- THE PROBLEM
Reproduce the entries below word for word, from the very first line down through the line containing "filepath-field[interactable]: //../pics/Gio the".
* START INFORMATION GIVEN *
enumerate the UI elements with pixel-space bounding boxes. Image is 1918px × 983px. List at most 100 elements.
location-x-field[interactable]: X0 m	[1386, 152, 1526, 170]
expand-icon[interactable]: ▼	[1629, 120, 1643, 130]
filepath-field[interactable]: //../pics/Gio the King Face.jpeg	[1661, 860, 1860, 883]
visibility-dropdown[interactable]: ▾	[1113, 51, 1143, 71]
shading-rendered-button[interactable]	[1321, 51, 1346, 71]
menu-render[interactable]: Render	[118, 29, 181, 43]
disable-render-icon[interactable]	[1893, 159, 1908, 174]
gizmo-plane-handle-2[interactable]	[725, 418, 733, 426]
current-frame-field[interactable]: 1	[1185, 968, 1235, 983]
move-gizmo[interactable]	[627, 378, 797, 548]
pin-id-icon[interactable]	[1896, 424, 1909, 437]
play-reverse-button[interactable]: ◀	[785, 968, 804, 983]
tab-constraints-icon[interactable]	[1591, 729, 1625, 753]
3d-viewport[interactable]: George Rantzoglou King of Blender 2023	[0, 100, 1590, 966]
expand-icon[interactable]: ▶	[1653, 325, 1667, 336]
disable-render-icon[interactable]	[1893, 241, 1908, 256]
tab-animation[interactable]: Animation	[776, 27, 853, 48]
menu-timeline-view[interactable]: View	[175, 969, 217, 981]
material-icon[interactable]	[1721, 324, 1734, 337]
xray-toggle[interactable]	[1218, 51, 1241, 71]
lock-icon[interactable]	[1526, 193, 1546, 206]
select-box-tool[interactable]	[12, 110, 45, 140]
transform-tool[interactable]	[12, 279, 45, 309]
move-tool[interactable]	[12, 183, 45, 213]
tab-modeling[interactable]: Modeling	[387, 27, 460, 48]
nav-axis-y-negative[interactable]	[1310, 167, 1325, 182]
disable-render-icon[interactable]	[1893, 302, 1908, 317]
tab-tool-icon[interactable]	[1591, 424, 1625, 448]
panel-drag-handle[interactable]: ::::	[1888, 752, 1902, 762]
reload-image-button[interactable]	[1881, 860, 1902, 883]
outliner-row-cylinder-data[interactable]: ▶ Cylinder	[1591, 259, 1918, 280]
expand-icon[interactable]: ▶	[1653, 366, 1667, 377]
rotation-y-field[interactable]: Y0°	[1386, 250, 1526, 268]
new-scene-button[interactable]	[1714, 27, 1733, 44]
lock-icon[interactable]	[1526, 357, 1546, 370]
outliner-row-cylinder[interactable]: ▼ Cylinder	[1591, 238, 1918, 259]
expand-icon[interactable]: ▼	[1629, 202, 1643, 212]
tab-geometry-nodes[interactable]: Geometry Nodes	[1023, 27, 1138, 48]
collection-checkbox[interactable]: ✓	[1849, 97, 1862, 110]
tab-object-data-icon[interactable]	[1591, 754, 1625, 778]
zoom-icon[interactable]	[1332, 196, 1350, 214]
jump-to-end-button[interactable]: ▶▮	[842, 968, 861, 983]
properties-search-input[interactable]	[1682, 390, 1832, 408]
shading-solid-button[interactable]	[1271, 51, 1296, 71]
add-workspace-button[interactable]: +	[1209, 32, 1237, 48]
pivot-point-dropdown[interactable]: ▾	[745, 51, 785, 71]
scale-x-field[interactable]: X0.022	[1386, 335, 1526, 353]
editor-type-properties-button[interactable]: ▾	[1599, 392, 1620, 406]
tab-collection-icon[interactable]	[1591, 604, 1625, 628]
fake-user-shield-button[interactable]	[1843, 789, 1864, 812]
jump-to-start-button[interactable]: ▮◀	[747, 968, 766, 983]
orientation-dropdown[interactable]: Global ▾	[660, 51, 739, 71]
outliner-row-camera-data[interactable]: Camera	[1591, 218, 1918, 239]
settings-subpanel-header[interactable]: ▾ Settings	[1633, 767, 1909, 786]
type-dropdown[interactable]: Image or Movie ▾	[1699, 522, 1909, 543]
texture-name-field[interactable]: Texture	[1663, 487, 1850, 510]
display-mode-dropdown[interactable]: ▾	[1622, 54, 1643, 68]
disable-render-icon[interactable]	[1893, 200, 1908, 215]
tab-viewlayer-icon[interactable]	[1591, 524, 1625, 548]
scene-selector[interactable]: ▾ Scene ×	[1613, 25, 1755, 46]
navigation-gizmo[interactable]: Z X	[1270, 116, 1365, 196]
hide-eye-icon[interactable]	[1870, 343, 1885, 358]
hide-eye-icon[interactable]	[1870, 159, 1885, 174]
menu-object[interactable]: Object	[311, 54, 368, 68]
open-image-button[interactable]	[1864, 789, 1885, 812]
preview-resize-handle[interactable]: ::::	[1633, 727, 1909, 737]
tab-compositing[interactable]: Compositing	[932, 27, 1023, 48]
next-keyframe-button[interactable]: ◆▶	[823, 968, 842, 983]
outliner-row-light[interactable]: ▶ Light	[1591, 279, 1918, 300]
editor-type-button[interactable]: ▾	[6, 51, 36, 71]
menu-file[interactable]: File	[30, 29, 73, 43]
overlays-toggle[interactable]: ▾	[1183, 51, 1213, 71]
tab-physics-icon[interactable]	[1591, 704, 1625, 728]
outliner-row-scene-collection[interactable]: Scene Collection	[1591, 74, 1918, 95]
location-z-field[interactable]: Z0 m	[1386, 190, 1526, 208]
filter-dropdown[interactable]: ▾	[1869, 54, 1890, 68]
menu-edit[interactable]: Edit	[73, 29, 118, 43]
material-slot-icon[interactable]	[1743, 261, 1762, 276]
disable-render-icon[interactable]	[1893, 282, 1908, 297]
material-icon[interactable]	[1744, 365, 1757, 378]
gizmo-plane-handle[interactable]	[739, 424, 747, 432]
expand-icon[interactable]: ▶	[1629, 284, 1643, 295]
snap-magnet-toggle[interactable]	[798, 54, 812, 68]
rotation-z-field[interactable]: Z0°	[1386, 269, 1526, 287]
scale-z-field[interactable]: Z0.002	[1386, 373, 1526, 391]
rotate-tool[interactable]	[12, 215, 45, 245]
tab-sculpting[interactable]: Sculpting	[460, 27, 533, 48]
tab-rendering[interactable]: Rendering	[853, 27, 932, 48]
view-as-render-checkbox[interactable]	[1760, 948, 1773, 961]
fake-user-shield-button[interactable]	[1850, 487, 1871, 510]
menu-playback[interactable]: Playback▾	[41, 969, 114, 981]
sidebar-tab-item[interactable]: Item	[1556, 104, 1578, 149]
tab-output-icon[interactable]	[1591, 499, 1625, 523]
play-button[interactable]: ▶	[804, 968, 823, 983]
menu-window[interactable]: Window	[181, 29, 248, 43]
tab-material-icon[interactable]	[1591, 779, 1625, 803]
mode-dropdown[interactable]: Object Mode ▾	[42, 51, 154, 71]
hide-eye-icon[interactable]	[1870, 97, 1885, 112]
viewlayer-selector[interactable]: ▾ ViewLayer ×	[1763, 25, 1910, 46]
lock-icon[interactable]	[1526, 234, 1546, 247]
* END INFORMATION GIVEN *
- RESPONSE TO THE TASK
enumerate the UI elements with pixel-space bounding boxes. Image is 1918px × 983px. List at most 100 elements.
location-x-field[interactable]: X0 m	[1386, 152, 1526, 170]
expand-icon[interactable]: ▼	[1629, 120, 1643, 130]
filepath-field[interactable]: //../pics/Gio the King Face.jpeg	[1661, 860, 1860, 883]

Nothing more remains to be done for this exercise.